▶ **THE INPUT**:
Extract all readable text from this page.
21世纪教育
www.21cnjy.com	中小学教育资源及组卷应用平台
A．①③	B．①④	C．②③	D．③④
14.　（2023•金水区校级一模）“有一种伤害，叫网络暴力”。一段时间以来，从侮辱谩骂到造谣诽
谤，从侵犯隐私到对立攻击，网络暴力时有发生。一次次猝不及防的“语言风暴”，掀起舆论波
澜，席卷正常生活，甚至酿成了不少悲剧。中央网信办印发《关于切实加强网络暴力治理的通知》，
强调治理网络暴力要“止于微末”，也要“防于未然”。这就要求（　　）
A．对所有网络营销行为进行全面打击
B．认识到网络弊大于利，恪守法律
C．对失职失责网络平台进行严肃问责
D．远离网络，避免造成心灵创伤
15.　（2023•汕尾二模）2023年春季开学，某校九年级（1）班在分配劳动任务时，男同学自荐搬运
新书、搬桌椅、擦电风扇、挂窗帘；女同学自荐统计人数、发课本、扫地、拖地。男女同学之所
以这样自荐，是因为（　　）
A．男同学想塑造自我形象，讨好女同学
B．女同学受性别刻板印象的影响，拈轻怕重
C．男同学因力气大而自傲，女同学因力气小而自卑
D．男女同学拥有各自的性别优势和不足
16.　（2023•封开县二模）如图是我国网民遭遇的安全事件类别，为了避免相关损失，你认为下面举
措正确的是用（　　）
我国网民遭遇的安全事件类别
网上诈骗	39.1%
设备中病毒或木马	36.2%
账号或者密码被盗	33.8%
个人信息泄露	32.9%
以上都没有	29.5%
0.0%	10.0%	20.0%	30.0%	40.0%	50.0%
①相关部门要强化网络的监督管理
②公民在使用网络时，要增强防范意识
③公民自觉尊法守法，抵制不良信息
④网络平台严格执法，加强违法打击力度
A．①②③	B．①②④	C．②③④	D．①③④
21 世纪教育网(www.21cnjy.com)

▶ **STATED PROBLEM**: Return all of the entries exactly as they were supplied.

▶ **ANSWER TO THIS EXERCISE**:
Extract all readable text from this page.
21世纪教育
www.21cnjy.com	中小学教育资源及组卷应用平台
A．①③	B．①④	C．②③	D．③④
14.　（2023•金水区校级一模）“有一种伤害，叫网络暴力”。一段时间以来，从侮辱谩骂到造谣诽
谤，从侵犯隐私到对立攻击，网络暴力时有发生。一次次猝不及防的“语言风暴”，掀起舆论波
澜，席卷正常生活，甚至酿成了不少悲剧。中央网信办印发《关于切实加强网络暴力治理的通知》，
强调治理网络暴力要“止于微末”，也要“防于未然”。这就要求（　　）
A．对所有网络营销行为进行全面打击
B．认识到网络弊大于利，恪守法律
C．对失职失责网络平台进行严肃问责
D．远离网络，避免造成心灵创伤
15.　（2023•汕尾二模）2023年春季开学，某校九年级（1）班在分配劳动任务时，男同学自荐搬运
新书、搬桌椅、擦电风扇、挂窗帘；女同学自荐统计人数、发课本、扫地、拖地。男女同学之所
以这样自荐，是因为（　　）
A．男同学想塑造自我形象，讨好女同学
B．女同学受性别刻板印象的影响，拈轻怕重
C．男同学因力气大而自傲，女同学因力气小而自卑
D．男女同学拥有各自的性别优势和不足
16.　（2023•封开县二模）如图是我国网民遭遇的安全事件类别，为了避免相关损失，你认为下面举
措正确的是用（　　）
我国网民遭遇的安全事件类别
网上诈骗	39.1%
设备中病毒或木马	36.2%
账号或者密码被盗	33.8%
个人信息泄露	32.9%
以上都没有	29.5%
0.0%	10.0%	20.0%	30.0%	40.0%	50.0%
①相关部门要强化网络的监督管理
②公民在使用网络时，要增强防范意识
③公民自觉尊法守法，抵制不良信息
④网络平台严格执法，加强违法打击力度
A．①②③	B．①②④	C．②③④	D．①③④
21 世纪教育网(www.21cnjy.com)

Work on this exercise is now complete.